- **Prompt**
Quote all of the entries word for word.

- **Input for this task**

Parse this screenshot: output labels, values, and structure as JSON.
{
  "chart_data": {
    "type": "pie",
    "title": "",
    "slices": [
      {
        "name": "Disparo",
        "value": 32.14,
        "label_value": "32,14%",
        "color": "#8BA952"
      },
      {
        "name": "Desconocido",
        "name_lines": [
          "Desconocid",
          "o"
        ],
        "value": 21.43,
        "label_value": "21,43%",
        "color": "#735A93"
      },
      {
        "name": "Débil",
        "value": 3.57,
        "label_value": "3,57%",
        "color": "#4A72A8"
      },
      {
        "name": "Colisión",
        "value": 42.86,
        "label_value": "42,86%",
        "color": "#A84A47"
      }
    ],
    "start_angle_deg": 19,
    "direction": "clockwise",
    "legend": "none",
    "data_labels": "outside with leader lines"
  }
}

- **Reply to the exercise**
Parse this screenshot: output labels, values, and structure as JSON.
{
  "chart_data": {
    "type": "pie",
    "title": "",
    "slices": [
      {
        "name": "Disparo",
        "value": 32.14,
        "label_value": "32,14%",
        "color": "#8BA952"
      },
      {
        "name": "Desconocido",
        "name_lines": [
          "Desconocid",
          "o"
        ],
        "value": 21.43,
        "label_value": "21,43%",
        "color": "#735A93"
      },
      {
        "name": "Débil",
        "value": 3.57,
        "label_value": "3,57%",
        "color": "#4A72A8"
      },
      {
        "name": "Colisión",
        "value": 42.86,
        "label_value": "42,86%",
        "color": "#A84A47"
      }
    ],
    "start_angle_deg": 19,
    "direction": "clockwise",
    "legend": "none",
    "data_labels": "outside with leader lines"
  }
}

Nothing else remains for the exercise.